Requirement –
Put everything from the line containing "list all visible" down to the line containing "page-subtitle: Раман-спектроскопия: [289, 107, 431, 123]" in the material below into a Markdown table with the columns Number and Text, one numbered row per line. Skip blank lines and leave the pictures out.

Source material –
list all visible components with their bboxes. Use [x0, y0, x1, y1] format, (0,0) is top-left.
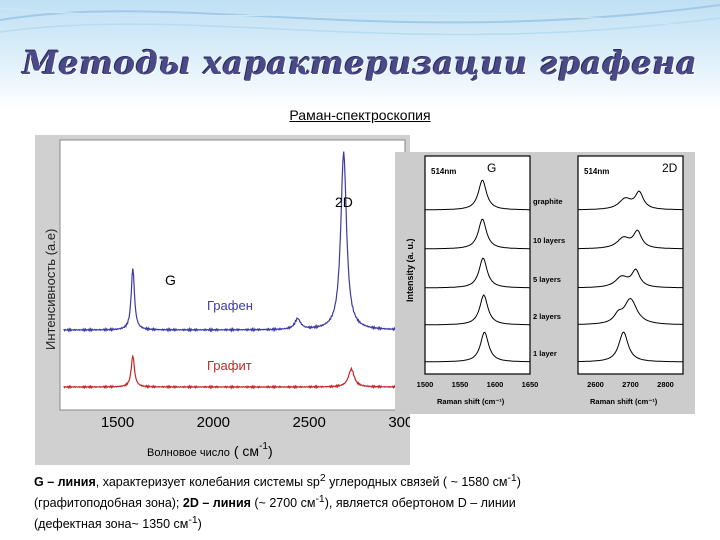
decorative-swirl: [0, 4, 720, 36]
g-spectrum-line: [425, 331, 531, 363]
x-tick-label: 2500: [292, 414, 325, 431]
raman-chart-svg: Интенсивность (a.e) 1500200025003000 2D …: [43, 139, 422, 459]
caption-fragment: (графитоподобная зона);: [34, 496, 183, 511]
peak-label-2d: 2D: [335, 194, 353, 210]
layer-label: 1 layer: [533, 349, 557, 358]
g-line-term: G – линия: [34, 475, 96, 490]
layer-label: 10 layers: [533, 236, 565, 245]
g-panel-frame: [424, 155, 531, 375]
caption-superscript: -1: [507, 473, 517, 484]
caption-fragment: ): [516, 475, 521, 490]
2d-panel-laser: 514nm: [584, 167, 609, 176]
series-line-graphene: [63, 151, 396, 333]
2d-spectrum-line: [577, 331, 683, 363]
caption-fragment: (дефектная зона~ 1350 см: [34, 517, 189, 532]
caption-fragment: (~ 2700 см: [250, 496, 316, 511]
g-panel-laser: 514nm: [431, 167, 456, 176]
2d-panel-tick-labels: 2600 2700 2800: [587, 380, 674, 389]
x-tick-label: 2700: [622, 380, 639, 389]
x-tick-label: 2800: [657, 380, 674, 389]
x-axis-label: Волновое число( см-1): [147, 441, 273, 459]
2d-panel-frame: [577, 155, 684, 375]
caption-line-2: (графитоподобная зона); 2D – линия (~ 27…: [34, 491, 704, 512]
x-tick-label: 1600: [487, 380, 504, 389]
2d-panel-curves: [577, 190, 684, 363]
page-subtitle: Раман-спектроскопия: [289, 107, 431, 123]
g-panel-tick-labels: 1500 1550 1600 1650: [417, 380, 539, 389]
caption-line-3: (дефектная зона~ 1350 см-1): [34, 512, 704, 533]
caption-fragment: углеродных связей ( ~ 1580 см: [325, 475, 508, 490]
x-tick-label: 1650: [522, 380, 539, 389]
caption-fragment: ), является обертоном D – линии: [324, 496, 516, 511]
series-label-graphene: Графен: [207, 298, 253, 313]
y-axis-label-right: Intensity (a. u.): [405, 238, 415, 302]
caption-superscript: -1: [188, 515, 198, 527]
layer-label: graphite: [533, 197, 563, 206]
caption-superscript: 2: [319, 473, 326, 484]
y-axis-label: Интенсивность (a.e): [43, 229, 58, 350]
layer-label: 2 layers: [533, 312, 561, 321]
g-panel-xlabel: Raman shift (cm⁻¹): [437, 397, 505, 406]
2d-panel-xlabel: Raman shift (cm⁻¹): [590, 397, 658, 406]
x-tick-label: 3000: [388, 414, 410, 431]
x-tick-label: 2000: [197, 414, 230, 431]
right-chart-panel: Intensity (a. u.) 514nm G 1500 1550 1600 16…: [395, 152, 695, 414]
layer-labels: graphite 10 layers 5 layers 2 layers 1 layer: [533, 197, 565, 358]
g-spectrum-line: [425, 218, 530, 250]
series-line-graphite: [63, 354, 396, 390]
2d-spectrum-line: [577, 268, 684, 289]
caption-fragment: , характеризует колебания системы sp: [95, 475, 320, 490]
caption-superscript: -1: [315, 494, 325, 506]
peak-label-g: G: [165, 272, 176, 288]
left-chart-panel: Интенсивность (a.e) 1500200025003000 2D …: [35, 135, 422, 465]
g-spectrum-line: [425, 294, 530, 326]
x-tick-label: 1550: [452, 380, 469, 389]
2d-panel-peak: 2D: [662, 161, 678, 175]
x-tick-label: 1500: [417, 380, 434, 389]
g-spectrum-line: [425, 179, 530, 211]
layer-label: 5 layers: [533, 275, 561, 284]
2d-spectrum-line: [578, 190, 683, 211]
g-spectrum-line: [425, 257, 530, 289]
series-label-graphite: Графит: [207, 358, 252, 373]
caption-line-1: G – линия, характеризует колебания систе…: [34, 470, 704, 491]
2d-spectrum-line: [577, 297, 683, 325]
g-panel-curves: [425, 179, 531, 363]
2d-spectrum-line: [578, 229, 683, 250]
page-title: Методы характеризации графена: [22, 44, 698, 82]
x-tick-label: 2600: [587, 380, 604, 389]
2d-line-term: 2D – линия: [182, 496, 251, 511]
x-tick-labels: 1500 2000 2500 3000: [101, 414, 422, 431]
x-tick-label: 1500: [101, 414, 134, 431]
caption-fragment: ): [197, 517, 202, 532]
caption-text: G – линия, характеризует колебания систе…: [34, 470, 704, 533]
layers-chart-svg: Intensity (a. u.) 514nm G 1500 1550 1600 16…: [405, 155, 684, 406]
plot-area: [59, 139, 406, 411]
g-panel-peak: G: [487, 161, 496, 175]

* * *

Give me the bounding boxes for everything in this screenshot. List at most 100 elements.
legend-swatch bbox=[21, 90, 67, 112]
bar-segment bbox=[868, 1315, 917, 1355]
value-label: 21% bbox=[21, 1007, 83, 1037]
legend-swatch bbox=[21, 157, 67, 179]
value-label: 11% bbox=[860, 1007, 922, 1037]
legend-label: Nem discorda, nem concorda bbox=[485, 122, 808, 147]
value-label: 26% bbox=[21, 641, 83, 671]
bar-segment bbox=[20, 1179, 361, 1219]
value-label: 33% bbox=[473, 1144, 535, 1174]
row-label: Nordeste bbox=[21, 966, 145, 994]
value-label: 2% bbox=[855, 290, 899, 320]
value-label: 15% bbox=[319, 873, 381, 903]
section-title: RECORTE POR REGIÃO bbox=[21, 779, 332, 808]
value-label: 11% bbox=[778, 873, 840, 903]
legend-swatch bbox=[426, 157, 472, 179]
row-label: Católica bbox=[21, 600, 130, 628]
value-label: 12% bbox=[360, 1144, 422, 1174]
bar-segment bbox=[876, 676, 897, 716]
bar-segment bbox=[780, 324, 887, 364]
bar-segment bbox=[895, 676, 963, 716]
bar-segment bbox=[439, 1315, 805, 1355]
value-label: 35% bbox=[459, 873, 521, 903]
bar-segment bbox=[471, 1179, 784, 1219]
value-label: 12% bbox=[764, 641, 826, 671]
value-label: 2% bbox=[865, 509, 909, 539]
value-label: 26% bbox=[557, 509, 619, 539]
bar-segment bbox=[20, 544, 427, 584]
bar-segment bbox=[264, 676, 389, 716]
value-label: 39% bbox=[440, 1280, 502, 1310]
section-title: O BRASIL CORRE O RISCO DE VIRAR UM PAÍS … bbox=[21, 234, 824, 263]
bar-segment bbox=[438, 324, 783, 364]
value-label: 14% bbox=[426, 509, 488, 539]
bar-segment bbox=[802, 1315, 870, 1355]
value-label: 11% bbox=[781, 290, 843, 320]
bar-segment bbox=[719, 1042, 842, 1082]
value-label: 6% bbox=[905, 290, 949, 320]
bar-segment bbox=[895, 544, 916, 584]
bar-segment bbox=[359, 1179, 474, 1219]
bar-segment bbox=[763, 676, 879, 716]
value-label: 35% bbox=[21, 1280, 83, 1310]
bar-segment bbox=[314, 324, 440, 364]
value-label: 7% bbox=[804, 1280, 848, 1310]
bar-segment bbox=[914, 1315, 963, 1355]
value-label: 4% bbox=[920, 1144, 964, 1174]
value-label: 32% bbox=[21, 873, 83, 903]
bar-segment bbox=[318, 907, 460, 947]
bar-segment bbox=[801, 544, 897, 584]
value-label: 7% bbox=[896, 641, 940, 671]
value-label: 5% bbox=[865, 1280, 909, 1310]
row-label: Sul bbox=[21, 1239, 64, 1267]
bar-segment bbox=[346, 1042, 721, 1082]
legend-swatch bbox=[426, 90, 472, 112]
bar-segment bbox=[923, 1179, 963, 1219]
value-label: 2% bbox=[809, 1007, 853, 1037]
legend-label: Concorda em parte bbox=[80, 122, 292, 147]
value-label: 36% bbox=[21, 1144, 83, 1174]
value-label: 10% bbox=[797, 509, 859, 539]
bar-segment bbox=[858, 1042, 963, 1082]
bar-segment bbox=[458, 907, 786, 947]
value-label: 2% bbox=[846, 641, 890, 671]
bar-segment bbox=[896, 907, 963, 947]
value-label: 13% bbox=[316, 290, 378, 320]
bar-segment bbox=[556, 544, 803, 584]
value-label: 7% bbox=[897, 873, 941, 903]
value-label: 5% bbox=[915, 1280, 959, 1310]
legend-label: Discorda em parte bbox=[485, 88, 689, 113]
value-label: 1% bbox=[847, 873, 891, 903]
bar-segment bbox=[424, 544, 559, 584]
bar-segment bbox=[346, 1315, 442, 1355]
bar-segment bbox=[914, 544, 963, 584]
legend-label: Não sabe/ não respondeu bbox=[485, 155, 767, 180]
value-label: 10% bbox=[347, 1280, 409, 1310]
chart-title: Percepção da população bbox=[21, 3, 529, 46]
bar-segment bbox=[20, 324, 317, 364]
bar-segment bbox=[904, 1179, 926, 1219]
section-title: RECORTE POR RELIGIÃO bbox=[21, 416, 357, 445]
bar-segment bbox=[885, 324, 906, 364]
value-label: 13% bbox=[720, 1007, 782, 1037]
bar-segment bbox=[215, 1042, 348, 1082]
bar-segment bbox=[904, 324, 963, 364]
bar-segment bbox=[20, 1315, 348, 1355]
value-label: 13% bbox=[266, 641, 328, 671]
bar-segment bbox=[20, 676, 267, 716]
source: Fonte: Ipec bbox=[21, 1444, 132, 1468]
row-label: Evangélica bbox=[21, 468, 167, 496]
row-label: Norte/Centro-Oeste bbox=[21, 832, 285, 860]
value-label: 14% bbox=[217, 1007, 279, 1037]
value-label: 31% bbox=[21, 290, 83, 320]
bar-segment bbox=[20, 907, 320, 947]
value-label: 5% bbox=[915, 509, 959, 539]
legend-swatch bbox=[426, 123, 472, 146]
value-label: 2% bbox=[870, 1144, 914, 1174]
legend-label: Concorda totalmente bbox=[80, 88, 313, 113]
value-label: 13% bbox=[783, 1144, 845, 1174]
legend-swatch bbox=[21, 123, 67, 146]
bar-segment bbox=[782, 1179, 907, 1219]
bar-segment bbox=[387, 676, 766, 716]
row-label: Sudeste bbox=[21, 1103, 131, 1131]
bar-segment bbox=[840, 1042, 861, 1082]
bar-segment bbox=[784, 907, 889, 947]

---

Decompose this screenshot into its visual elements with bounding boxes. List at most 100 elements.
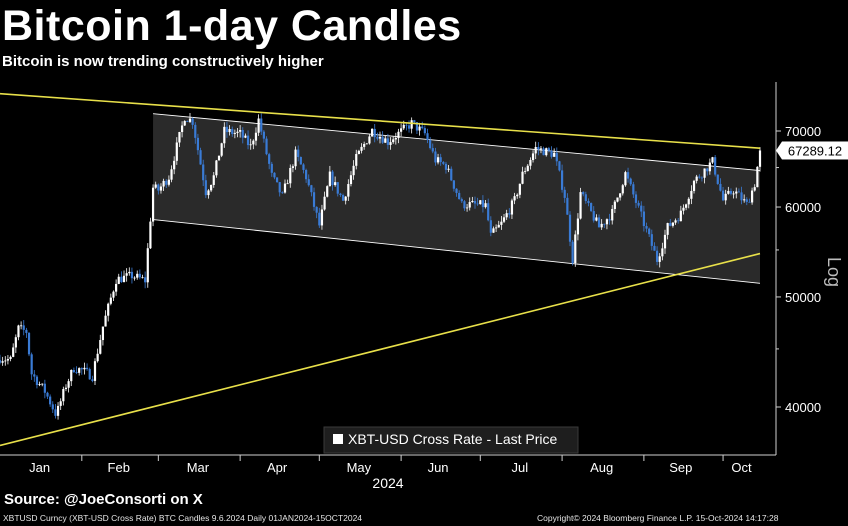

Problem solution –
| Number | Text |
|---|---|
| 1 | list all visible components with their bboxes. Use [x0, y0, x1, y1] format, (0,0) is top-left. |
| 2 | decorative-swirl: [0, 4, 720, 36] |
| 3 | g-spectrum-line: [425, 331, 531, 363] |
| 4 | x-tick-label: 2500: [292, 414, 325, 431] |
| 5 | raman-chart-svg: Интенсивность (a.e) 1500200025003000 2D …: [43, 139, 422, 459] |
| 6 | caption-fragment: (графитоподобная зона);: [34, 496, 183, 511] |
| 7 | peak-label-2d: 2D: [335, 194, 353, 210] |
| 8 | layer-label: 1 layer: [533, 349, 557, 358] |
| 9 | g-line-term: G – линия: [34, 475, 96, 490] |
| 10 | layer-label: 10 layers: [533, 236, 565, 245] |
| 11 | g-panel-frame: [424, 155, 531, 375] |
| 12 | caption-superscript: -1: [507, 473, 517, 484] |
| 13 | caption-fragment: ): [516, 475, 521, 490] |
| 14 | 2d-panel-laser: 514nm: [584, 167, 609, 176] |
| 15 | series-line-graphene: [63, 151, 396, 333] |
| 16 | 2d-spectrum-line: [577, 331, 683, 363] |
| 17 | caption-fragment: (дефектная зона~ 1350 см: [34, 517, 189, 532] |
| 18 | caption-fragment: (~ 2700 см: [250, 496, 316, 511] |
| 19 | g-panel-laser: 514nm: [431, 167, 456, 176] |
| 20 | 2d-panel-tick-labels: 2600 2700 2800: [587, 380, 674, 389] |
| 21 | x-tick-label: 2700: [622, 380, 639, 389] |
| 22 | x-tick-label: 2800: [657, 380, 674, 389] |
| 23 | x-axis-label: Волновое число( см-1): [147, 441, 273, 459] |
| 24 | 2d-panel-frame: [577, 155, 684, 375] |
| 25 | caption-line-2: (графитоподобная зона); 2D – линия (~ 27…: [34, 491, 704, 512] |
| 26 | x-tick-label: 1600: [487, 380, 504, 389] |
| 27 | 2d-panel-curves: [577, 190, 684, 363] |
| 28 | page-subtitle: Раман-спектроскопия: [289, 107, 431, 123] |